◆ **DATASET ROWS**
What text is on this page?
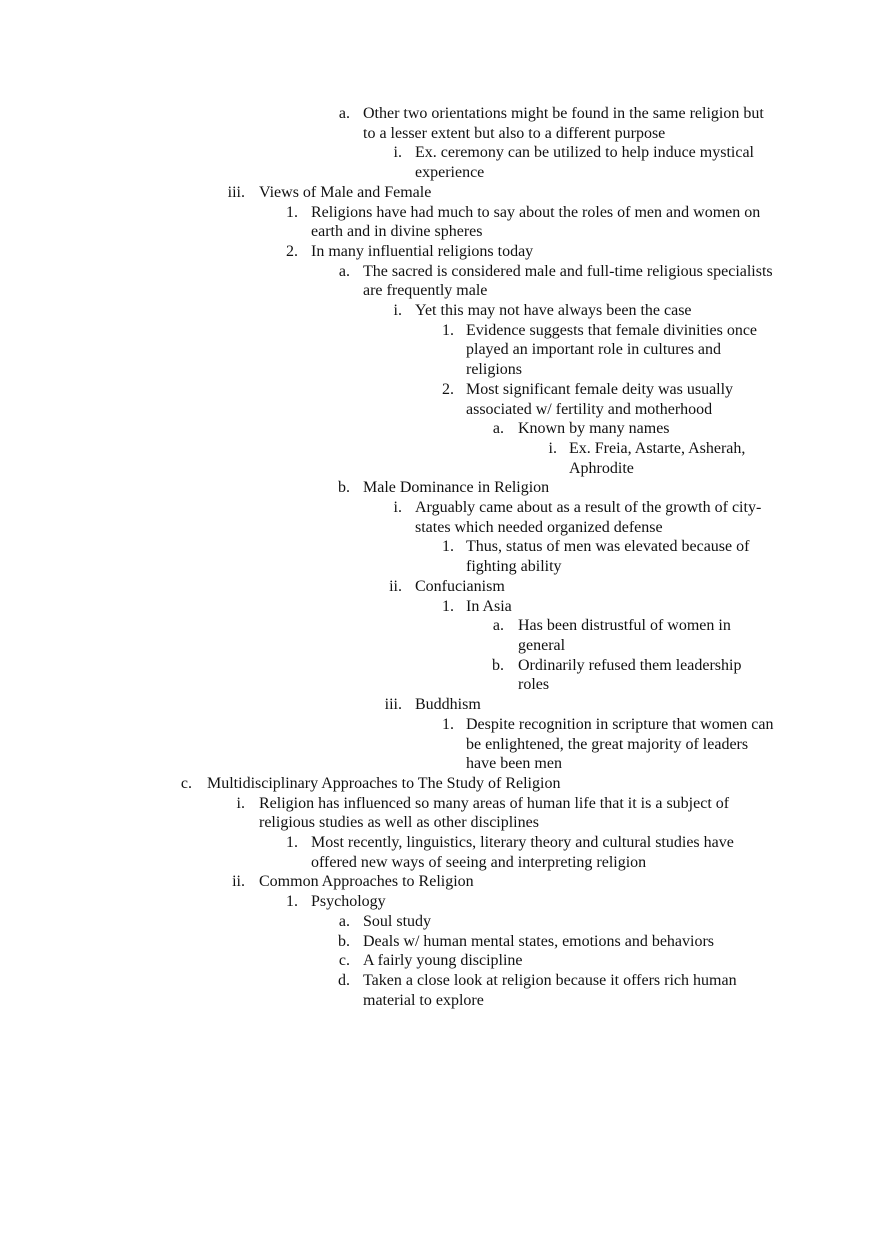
a. Other two orientations might be found in the same religion but to a lesser extent but also to a different purpose
i. Ex. ceremony can be utilized to help induce mystical experience
iii. Views of Male and Female
1. Religions have had much to say about the roles of men and women on earth and in divine spheres
2. In many influential religions today
a. The sacred is considered male and full-time religious specialists are frequently male
i. Yet this may not have always been the case
1. Evidence suggests that female divinities once played an important role in cultures and religions
2. Most significant female deity was usually associated w/ fertility and motherhood
a. Known by many names
i. Ex. Freia, Astarte, Asherah, Aphrodite
b. Male Dominance in Religion
i. Arguably came about as a result of the growth of city-states which needed organized defense
1. Thus, status of men was elevated because of fighting ability
ii. Confucianism
1. In Asia
a. Has been distrustful of women in general
b. Ordinarily refused them leadership roles
iii. Buddhism
1. Despite recognition in scripture that women can be enlightened, the great majority of leaders have been men
c. Multidisciplinary Approaches to The Study of Religion
i. Religion has influenced so many areas of human life that it is a subject of religious studies as well as other disciplines
1. Most recently, linguistics, literary theory and cultural studies have offered new ways of seeing and interpreting religion
ii. Common Approaches to Religion
1. Psychology
a. Soul study
b. Deals w/ human mental states, emotions and behaviors
c. A fairly young discipline
d. Taken a close look at religion because it offers rich human material to explore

◆ **WRITTEN EXERCISE**
Wherever a line in the data above holds "have", copy that line.

◆ **SOLUTION TO THE EXERCISE**
1. Religions have had much to say about the roles of men and women on earth and in divine spheres
i. Yet this may not have always been the case
1. Despite recognition in scripture that women can be enlightened, the great majority of leaders have been men
1. Most recently, linguistics, literary theory and cultural studies have offered new ways of seeing and interpreting religion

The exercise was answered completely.